----- Raw data -----

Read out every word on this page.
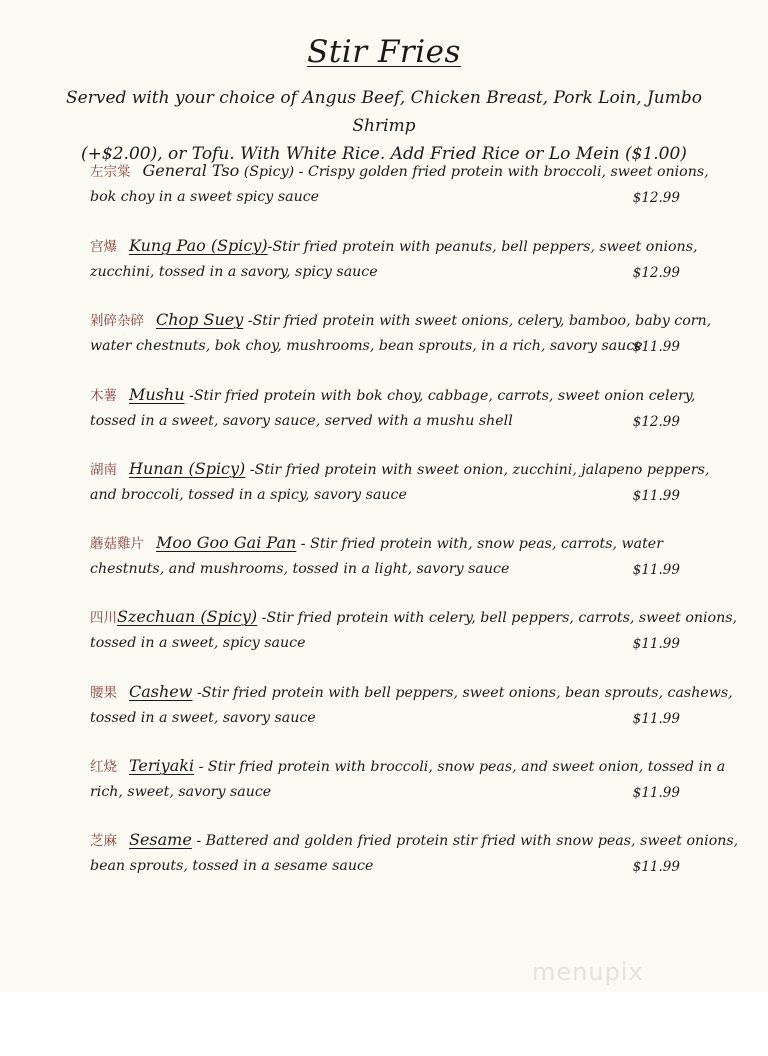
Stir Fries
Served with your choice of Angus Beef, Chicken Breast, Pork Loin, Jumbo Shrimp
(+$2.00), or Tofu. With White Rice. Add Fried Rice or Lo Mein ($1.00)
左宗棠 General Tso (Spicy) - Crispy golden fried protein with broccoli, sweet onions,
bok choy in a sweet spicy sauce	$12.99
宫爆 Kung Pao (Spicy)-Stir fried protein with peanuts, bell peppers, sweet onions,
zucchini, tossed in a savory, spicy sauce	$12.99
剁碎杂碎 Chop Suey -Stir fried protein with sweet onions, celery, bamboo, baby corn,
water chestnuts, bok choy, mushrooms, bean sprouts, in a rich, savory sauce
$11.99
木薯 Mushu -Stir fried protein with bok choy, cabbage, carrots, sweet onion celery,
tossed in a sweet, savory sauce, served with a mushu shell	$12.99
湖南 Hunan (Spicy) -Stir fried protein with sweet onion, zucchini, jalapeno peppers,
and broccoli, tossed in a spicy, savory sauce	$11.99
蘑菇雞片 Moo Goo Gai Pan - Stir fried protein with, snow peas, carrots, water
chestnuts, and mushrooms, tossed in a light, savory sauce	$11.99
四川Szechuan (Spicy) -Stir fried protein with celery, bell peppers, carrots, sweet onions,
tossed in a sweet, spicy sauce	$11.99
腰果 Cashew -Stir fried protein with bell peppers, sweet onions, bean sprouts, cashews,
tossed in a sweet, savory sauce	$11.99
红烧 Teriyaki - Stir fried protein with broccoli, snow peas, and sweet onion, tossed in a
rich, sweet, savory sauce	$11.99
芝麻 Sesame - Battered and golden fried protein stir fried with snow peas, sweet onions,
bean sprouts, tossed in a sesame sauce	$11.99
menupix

-----

Your task:
Would you copy all of the data exactly? Keep the pictures out of it.

Task result:
Read out every word on this page.
Stir Fries
Served with your choice of Angus Beef, Chicken Breast, Pork Loin, Jumbo Shrimp
(+$2.00), or Tofu. With White Rice. Add Fried Rice or Lo Mein ($1.00)
左宗棠 General Tso (Spicy) - Crispy golden fried protein with broccoli, sweet onions,
bok choy in a sweet spicy sauce	$12.99
宫爆 Kung Pao (Spicy)-Stir fried protein with peanuts, bell peppers, sweet onions,
zucchini, tossed in a savory, spicy sauce	$12.99
剁碎杂碎 Chop Suey -Stir fried protein with sweet onions, celery, bamboo, baby corn,
water chestnuts, bok choy, mushrooms, bean sprouts, in a rich, savory sauce
$11.99
木薯 Mushu -Stir fried protein with bok choy, cabbage, carrots, sweet onion celery,
tossed in a sweet, savory sauce, served with a mushu shell	$12.99
湖南 Hunan (Spicy) -Stir fried protein with sweet onion, zucchini, jalapeno peppers,
and broccoli, tossed in a spicy, savory sauce	$11.99
蘑菇雞片 Moo Goo Gai Pan - Stir fried protein with, snow peas, carrots, water
chestnuts, and mushrooms, tossed in a light, savory sauce	$11.99
四川Szechuan (Spicy) -Stir fried protein with celery, bell peppers, carrots, sweet onions,
tossed in a sweet, spicy sauce	$11.99
腰果 Cashew -Stir fried protein with bell peppers, sweet onions, bean sprouts, cashews,
tossed in a sweet, savory sauce	$11.99
红烧 Teriyaki - Stir fried protein with broccoli, snow peas, and sweet onion, tossed in a
rich, sweet, savory sauce	$11.99
芝麻 Sesame - Battered and golden fried protein stir fried with snow peas, sweet onions,
bean sprouts, tossed in a sesame sauce	$11.99
menupix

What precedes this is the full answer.